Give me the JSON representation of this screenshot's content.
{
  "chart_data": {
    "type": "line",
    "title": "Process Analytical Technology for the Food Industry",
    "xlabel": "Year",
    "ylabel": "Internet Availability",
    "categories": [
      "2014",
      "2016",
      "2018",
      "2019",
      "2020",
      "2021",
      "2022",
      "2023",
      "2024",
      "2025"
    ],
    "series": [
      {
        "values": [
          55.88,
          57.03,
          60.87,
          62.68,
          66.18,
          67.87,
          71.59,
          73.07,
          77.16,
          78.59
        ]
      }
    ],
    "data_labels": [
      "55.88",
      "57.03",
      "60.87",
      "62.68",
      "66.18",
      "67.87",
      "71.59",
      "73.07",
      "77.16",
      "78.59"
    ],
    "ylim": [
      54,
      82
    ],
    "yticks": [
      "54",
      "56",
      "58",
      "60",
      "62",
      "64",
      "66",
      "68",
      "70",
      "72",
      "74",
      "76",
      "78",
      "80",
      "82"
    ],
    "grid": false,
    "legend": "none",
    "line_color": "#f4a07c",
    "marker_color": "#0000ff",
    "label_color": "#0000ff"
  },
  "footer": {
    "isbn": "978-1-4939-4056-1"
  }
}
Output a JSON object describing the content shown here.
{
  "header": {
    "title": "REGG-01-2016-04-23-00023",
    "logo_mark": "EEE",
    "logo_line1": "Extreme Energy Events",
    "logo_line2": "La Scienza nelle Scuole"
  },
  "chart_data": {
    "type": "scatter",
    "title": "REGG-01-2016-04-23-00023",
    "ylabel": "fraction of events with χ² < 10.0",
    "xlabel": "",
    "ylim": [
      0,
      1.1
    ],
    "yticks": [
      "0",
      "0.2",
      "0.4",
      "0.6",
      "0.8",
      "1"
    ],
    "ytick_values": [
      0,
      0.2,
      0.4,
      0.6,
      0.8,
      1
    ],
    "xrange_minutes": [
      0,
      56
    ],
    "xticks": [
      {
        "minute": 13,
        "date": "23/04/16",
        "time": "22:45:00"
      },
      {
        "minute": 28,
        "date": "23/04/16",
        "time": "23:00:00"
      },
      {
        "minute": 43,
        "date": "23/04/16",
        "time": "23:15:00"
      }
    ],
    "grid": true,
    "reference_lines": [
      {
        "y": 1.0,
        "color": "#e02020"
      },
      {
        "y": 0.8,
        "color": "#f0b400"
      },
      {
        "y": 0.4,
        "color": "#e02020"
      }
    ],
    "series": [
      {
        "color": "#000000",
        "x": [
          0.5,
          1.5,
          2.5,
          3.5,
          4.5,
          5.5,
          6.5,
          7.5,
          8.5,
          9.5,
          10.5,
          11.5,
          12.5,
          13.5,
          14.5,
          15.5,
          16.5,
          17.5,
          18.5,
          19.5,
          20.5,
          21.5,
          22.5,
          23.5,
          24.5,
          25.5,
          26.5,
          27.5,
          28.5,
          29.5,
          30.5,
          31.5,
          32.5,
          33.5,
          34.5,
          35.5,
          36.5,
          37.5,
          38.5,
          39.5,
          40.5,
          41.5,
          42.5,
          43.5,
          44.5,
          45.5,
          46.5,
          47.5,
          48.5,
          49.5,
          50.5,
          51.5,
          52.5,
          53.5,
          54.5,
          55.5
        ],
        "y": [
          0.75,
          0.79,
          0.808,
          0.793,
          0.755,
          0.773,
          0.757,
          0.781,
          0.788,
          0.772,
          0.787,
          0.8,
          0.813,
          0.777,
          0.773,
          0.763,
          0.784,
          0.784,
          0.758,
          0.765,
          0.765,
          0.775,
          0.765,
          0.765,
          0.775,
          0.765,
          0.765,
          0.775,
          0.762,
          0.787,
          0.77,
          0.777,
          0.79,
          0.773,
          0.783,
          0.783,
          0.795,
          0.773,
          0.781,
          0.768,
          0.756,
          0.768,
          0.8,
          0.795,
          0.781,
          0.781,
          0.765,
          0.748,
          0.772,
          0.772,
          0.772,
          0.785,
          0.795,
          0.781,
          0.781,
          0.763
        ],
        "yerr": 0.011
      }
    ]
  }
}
==============================
--- Instruction ---
Copy out all of the data exactly, leaving nothing out.

--- Expected answer ---
Give me the JSON representation of this screenshot's content.
{
  "chart_data": {
    "type": "line",
    "title": "Process Analytical Technology for the Food Industry",
    "xlabel": "Year",
    "ylabel": "Internet Availability",
    "categories": [
      "2014",
      "2016",
      "2018",
      "2019",
      "2020",
      "2021",
      "2022",
      "2023",
      "2024",
      "2025"
    ],
    "series": [
      {
        "values": [
          55.88,
          57.03,
          60.87,
          62.68,
          66.18,
          67.87,
          71.59,
          73.07,
          77.16,
          78.59
        ]
      }
    ],
    "data_labels": [
      "55.88",
      "57.03",
      "60.87",
      "62.68",
      "66.18",
      "67.87",
      "71.59",
      "73.07",
      "77.16",
      "78.59"
    ],
    "ylim": [
      54,
      82
    ],
    "yticks": [
      "54",
      "56",
      "58",
      "60",
      "62",
      "64",
      "66",
      "68",
      "70",
      "72",
      "74",
      "76",
      "78",
      "80",
      "82"
    ],
    "grid": false,
    "legend": "none",
    "line_color": "#f4a07c",
    "marker_color": "#0000ff",
    "label_color": "#0000ff"
  },
  "footer": {
    "isbn": "978-1-4939-4056-1"
  }
}
Output a JSON object describing the content shown here.
{
  "header": {
    "title": "REGG-01-2016-04-23-00023",
    "logo_mark": "EEE",
    "logo_line1": "Extreme Energy Events",
    "logo_line2": "La Scienza nelle Scuole"
  },
  "chart_data": {
    "type": "scatter",
    "title": "REGG-01-2016-04-23-00023",
    "ylabel": "fraction of events with χ² < 10.0",
    "xlabel": "",
    "ylim": [
      0,
      1.1
    ],
    "yticks": [
      "0",
      "0.2",
      "0.4",
      "0.6",
      "0.8",
      "1"
    ],
    "ytick_values": [
      0,
      0.2,
      0.4,
      0.6,
      0.8,
      1
    ],
    "xrange_minutes": [
      0,
      56
    ],
    "xticks": [
      {
        "minute": 13,
        "date": "23/04/16",
        "time": "22:45:00"
      },
      {
        "minute": 28,
        "date": "23/04/16",
        "time": "23:00:00"
      },
      {
        "minute": 43,
        "date": "23/04/16",
        "time": "23:15:00"
      }
    ],
    "grid": true,
    "reference_lines": [
      {
        "y": 1.0,
        "color": "#e02020"
      },
      {
        "y": 0.8,
        "color": "#f0b400"
      },
      {
        "y": 0.4,
        "color": "#e02020"
      }
    ],
    "series": [
      {
        "color": "#000000",
        "x": [
          0.5,
          1.5,
          2.5,
          3.5,
          4.5,
          5.5,
          6.5,
          7.5,
          8.5,
          9.5,
          10.5,
          11.5,
          12.5,
          13.5,
          14.5,
          15.5,
          16.5,
          17.5,
          18.5,
          19.5,
          20.5,
          21.5,
          22.5,
          23.5,
          24.5,
          25.5,
          26.5,
          27.5,
          28.5,
          29.5,
          30.5,
          31.5,
          32.5,
          33.5,
          34.5,
          35.5,
          36.5,
          37.5,
          38.5,
          39.5,
          40.5,
          41.5,
          42.5,
          43.5,
          44.5,
          45.5,
          46.5,
          47.5,
          48.5,
          49.5,
          50.5,
          51.5,
          52.5,
          53.5,
          54.5,
          55.5
        ],
        "y": [
          0.75,
          0.79,
          0.808,
          0.793,
          0.755,
          0.773,
          0.757,
          0.781,
          0.788,
          0.772,
          0.787,
          0.8,
          0.813,
          0.777,
          0.773,
          0.763,
          0.784,
          0.784,
          0.758,
          0.765,
          0.765,
          0.775,
          0.765,
          0.765,
          0.775,
          0.765,
          0.765,
          0.775,
          0.762,
          0.787,
          0.77,
          0.777,
          0.79,
          0.773,
          0.783,
          0.783,
          0.795,
          0.773,
          0.781,
          0.768,
          0.756,
          0.768,
          0.8,
          0.795,
          0.781,
          0.781,
          0.765,
          0.748,
          0.772,
          0.772,
          0.772,
          0.785,
          0.795,
          0.781,
          0.781,
          0.763
        ],
        "yerr": 0.011
      }
    ]
  }
}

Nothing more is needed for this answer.